Output every line below without omitting or altering anything.
··· PROVIDED INFORMATION ···
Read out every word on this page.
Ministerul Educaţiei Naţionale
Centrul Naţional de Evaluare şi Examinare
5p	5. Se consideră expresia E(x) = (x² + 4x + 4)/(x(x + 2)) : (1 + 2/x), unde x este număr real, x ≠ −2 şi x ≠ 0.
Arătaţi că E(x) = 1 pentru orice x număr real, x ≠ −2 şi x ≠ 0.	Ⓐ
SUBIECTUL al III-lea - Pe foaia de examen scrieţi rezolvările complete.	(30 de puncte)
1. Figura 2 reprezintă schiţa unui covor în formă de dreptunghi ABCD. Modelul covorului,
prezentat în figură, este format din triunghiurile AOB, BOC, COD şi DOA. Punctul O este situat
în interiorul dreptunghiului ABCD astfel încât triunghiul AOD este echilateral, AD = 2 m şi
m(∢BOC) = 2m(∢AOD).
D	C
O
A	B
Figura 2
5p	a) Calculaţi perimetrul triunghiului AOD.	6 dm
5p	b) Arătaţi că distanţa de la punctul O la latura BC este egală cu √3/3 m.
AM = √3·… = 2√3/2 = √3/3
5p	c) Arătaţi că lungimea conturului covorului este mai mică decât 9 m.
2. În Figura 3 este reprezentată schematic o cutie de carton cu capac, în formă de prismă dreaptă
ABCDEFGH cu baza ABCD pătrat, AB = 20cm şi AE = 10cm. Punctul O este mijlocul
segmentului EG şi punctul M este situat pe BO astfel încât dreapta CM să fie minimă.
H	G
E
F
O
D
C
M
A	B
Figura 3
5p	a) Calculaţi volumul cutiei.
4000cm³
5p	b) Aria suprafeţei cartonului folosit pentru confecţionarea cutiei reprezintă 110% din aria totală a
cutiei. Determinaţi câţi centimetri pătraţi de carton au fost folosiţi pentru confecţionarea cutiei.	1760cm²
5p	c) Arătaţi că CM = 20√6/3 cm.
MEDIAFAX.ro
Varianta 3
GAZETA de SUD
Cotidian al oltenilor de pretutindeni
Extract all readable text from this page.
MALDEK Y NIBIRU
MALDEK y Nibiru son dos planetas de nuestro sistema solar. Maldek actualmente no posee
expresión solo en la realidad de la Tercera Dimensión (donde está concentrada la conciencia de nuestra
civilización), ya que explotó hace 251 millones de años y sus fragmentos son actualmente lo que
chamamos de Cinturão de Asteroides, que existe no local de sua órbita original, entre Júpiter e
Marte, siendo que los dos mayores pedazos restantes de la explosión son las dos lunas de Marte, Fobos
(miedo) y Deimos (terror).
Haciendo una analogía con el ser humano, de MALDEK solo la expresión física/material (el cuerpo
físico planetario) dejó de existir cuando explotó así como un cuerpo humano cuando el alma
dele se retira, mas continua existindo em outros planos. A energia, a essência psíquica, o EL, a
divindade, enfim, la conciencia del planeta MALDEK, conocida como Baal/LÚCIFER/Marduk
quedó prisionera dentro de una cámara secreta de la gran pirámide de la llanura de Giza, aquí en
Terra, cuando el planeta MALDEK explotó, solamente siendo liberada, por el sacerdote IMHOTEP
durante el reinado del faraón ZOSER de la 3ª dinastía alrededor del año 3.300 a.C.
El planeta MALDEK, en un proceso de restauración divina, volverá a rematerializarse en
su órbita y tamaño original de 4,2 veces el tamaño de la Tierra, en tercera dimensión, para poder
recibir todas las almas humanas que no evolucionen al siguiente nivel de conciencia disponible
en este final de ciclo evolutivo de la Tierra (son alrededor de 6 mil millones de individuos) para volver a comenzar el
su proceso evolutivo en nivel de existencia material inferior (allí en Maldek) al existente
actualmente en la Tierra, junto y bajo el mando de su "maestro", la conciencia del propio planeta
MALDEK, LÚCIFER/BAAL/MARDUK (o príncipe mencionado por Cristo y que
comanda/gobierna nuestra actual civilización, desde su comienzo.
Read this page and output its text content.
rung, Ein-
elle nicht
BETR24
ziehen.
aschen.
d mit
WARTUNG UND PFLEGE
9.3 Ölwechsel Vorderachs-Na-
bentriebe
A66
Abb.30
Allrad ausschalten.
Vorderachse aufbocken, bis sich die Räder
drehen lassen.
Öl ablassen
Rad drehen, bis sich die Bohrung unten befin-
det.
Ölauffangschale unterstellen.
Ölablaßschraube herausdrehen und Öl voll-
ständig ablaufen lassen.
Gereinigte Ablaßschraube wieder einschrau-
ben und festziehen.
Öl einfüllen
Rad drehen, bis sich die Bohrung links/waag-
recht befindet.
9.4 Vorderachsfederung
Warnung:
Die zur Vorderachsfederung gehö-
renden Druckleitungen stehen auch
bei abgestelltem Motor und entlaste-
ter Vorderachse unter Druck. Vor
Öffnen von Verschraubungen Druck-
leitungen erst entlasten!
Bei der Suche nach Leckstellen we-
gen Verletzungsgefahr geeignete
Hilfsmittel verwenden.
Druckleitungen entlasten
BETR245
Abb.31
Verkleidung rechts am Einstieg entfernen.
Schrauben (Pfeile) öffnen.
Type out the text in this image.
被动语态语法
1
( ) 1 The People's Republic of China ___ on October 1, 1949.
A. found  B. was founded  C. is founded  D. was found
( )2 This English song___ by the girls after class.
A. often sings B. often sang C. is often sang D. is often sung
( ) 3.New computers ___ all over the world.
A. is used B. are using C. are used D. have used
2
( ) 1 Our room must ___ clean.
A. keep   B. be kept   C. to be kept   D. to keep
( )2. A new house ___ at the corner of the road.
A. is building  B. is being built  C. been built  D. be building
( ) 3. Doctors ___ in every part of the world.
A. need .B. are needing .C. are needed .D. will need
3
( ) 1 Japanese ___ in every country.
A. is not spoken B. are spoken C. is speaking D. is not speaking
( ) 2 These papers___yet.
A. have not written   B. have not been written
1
···
* _RESULT BELOW_
Read out every word on this page.
Ministerul Educaţiei Naţionale
Centrul Naţional de Evaluare şi Examinare
5p	5. Se consideră expresia E(x) = (x² + 4x + 4)/(x(x + 2)) : (1 + 2/x), unde x este număr real, x ≠ −2 şi x ≠ 0.
Arătaţi că E(x) = 1 pentru orice x număr real, x ≠ −2 şi x ≠ 0.	Ⓐ
SUBIECTUL al III-lea - Pe foaia de examen scrieţi rezolvările complete.	(30 de puncte)
1. Figura 2 reprezintă schiţa unui covor în formă de dreptunghi ABCD. Modelul covorului,
prezentat în figură, este format din triunghiurile AOB, BOC, COD şi DOA. Punctul O este situat
în interiorul dreptunghiului ABCD astfel încât triunghiul AOD este echilateral, AD = 2 m şi
m(∢BOC) = 2m(∢AOD).
D	C
O
A	B
Figura 2
5p	a) Calculaţi perimetrul triunghiului AOD.	6 dm
5p	b) Arătaţi că distanţa de la punctul O la latura BC este egală cu √3/3 m.
AM = √3·… = 2√3/2 = √3/3
5p	c) Arătaţi că lungimea conturului covorului este mai mică decât 9 m.
2. În Figura 3 este reprezentată schematic o cutie de carton cu capac, în formă de prismă dreaptă
ABCDEFGH cu baza ABCD pătrat, AB = 20cm şi AE = 10cm. Punctul O este mijlocul
segmentului EG şi punctul M este situat pe BO astfel încât dreapta CM să fie minimă.
H	G
E
F
O
D
C
M
A	B
Figura 3
5p	a) Calculaţi volumul cutiei.
4000cm³
5p	b) Aria suprafeţei cartonului folosit pentru confecţionarea cutiei reprezintă 110% din aria totală a
cutiei. Determinaţi câţi centimetri pătraţi de carton au fost folosiţi pentru confecţionarea cutiei.	1760cm²
5p	c) Arătaţi că CM = 20√6/3 cm.
MEDIAFAX.ro
Varianta 3
GAZETA de SUD
Cotidian al oltenilor de pretutindeni
Extract all readable text from this page.
MALDEK Y NIBIRU
MALDEK y Nibiru son dos planetas de nuestro sistema solar. Maldek actualmente no posee
expresión solo en la realidad de la Tercera Dimensión (donde está concentrada la conciencia de nuestra
civilización), ya que explotó hace 251 millones de años y sus fragmentos son actualmente lo que
chamamos de Cinturão de Asteroides, que existe no local de sua órbita original, entre Júpiter e
Marte, siendo que los dos mayores pedazos restantes de la explosión son las dos lunas de Marte, Fobos
(miedo) y Deimos (terror).
Haciendo una analogía con el ser humano, de MALDEK solo la expresión física/material (el cuerpo
físico planetario) dejó de existir cuando explotó así como un cuerpo humano cuando el alma
dele se retira, mas continua existindo em outros planos. A energia, a essência psíquica, o EL, a
divindade, enfim, la conciencia del planeta MALDEK, conocida como Baal/LÚCIFER/Marduk
quedó prisionera dentro de una cámara secreta de la gran pirámide de la llanura de Giza, aquí en
Terra, cuando el planeta MALDEK explotó, solamente siendo liberada, por el sacerdote IMHOTEP
durante el reinado del faraón ZOSER de la 3ª dinastía alrededor del año 3.300 a.C.
El planeta MALDEK, en un proceso de restauración divina, volverá a rematerializarse en
su órbita y tamaño original de 4,2 veces el tamaño de la Tierra, en tercera dimensión, para poder
recibir todas las almas humanas que no evolucionen al siguiente nivel de conciencia disponible
en este final de ciclo evolutivo de la Tierra (son alrededor de 6 mil millones de individuos) para volver a comenzar el
su proceso evolutivo en nivel de existencia material inferior (allí en Maldek) al existente
actualmente en la Tierra, junto y bajo el mando de su "maestro", la conciencia del propio planeta
MALDEK, LÚCIFER/BAAL/MARDUK (o príncipe mencionado por Cristo y que
comanda/gobierna nuestra actual civilización, desde su comienzo.
Read this page and output its text content.
rung, Ein-
elle nicht
BETR24
ziehen.
aschen.
d mit
WARTUNG UND PFLEGE
9.3 Ölwechsel Vorderachs-Na-
bentriebe
A66
Abb.30
Allrad ausschalten.
Vorderachse aufbocken, bis sich die Räder
drehen lassen.
Öl ablassen
Rad drehen, bis sich die Bohrung unten befin-
det.
Ölauffangschale unterstellen.
Ölablaßschraube herausdrehen und Öl voll-
ständig ablaufen lassen.
Gereinigte Ablaßschraube wieder einschrau-
ben und festziehen.
Öl einfüllen
Rad drehen, bis sich die Bohrung links/waag-
recht befindet.
9.4 Vorderachsfederung
Warnung:
Die zur Vorderachsfederung gehö-
renden Druckleitungen stehen auch
bei abgestelltem Motor und entlaste-
ter Vorderachse unter Druck. Vor
Öffnen von Verschraubungen Druck-
leitungen erst entlasten!
Bei der Suche nach Leckstellen we-
gen Verletzungsgefahr geeignete
Hilfsmittel verwenden.
Druckleitungen entlasten
BETR245
Abb.31
Verkleidung rechts am Einstieg entfernen.
Schrauben (Pfeile) öffnen.
Type out the text in this image.
被动语态语法
1
( ) 1 The People's Republic of China ___ on October 1, 1949.
A. found  B. was founded  C. is founded  D. was found
( )2 This English song___ by the girls after class.
A. often sings B. often sang C. is often sang D. is often sung
( ) 3.New computers ___ all over the world.
A. is used B. are using C. are used D. have used
2
( ) 1 Our room must ___ clean.
A. keep   B. be kept   C. to be kept   D. to keep
( )2. A new house ___ at the corner of the road.
A. is building  B. is being built  C. been built  D. be building
( ) 3. Doctors ___ in every part of the world.
A. need .B. are needing .C. are needed .D. will need
3
( ) 1 Japanese ___ in every country.
A. is not spoken B. are spoken C. is speaking D. is not speaking
( ) 2 These papers___yet.
A. have not written   B. have not been written
1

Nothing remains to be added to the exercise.